**TASK DIRECTIONS:** Pull out every line of the listing below where "JSON" appears.

**STORED RECORDS:**
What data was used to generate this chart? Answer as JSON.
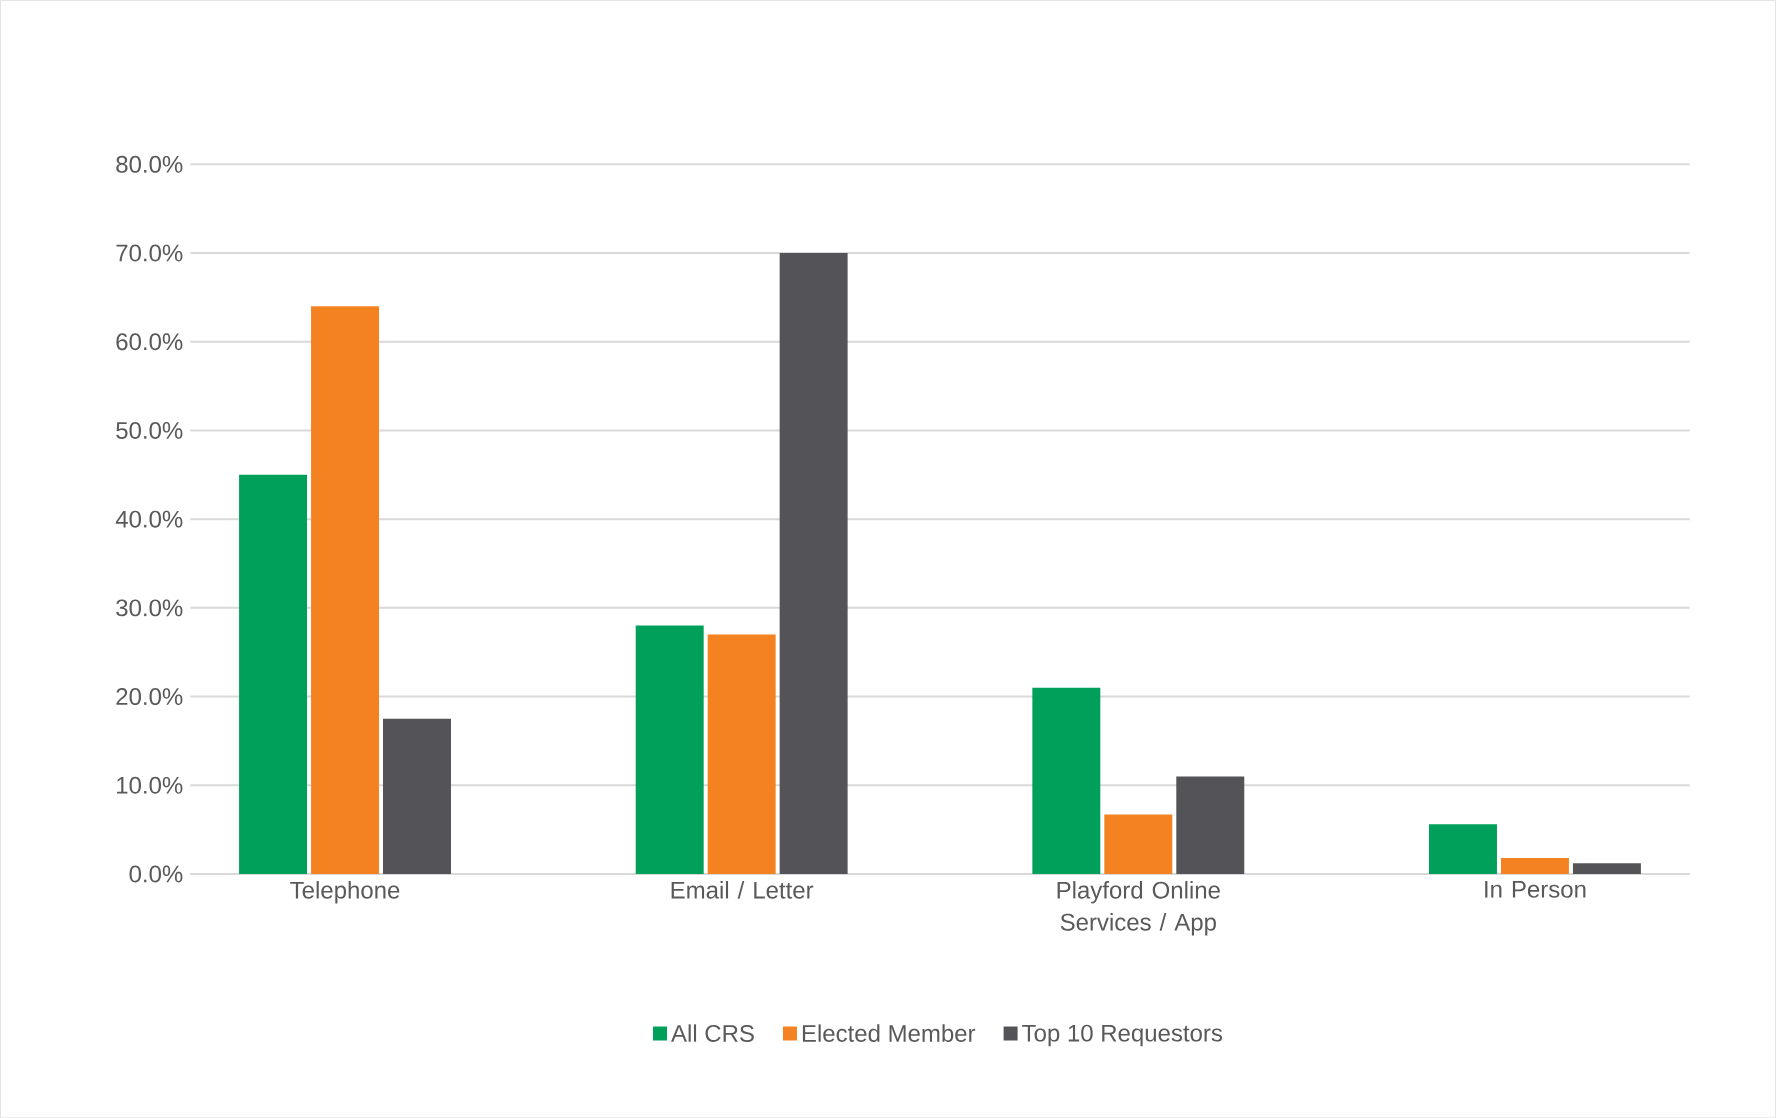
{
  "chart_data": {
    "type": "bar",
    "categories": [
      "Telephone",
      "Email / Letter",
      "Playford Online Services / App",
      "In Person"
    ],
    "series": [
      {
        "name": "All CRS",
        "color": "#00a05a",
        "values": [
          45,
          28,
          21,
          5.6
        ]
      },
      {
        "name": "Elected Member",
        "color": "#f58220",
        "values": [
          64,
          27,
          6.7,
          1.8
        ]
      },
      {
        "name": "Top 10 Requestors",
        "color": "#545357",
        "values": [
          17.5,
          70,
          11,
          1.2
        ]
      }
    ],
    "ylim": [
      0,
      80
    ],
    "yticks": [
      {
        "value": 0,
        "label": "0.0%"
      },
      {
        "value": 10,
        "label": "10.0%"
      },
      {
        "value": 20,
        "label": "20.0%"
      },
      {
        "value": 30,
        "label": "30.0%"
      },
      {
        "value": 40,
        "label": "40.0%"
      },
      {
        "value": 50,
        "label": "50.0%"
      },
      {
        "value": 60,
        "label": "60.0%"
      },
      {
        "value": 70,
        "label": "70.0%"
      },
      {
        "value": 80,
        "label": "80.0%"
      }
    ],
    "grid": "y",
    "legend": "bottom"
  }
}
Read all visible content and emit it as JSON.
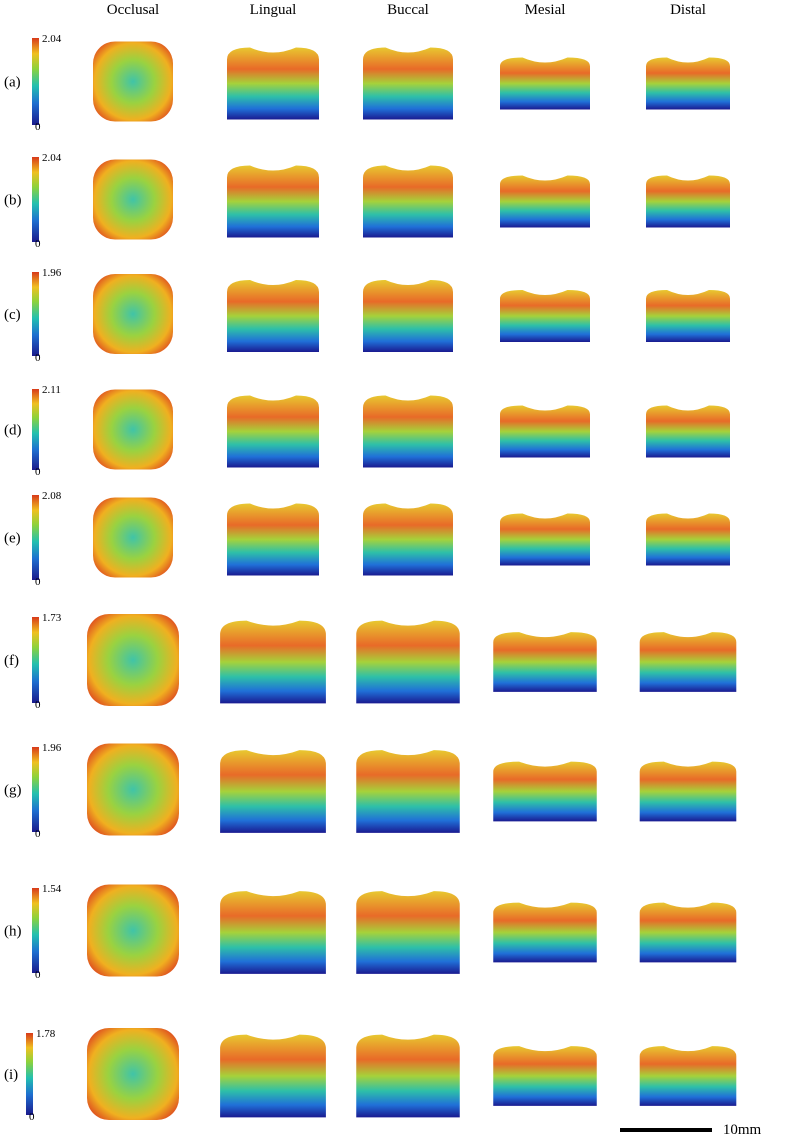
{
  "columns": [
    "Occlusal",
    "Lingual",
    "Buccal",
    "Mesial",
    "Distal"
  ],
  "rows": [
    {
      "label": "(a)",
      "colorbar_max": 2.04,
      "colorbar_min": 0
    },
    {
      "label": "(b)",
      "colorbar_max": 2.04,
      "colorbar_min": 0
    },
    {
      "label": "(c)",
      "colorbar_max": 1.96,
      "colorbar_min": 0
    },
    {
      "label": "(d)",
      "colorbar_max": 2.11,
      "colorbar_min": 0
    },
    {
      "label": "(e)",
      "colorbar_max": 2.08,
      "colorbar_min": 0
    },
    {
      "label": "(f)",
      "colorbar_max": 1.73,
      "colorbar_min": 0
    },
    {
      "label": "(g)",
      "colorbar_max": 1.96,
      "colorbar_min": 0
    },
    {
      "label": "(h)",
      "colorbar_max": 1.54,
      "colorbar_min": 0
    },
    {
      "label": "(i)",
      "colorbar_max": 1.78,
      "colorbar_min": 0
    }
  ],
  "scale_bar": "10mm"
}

**FINISHED EXERCISE:**
What data was used to generate this chart? Answer as JSON.
Read all visible content and emit it as JSON.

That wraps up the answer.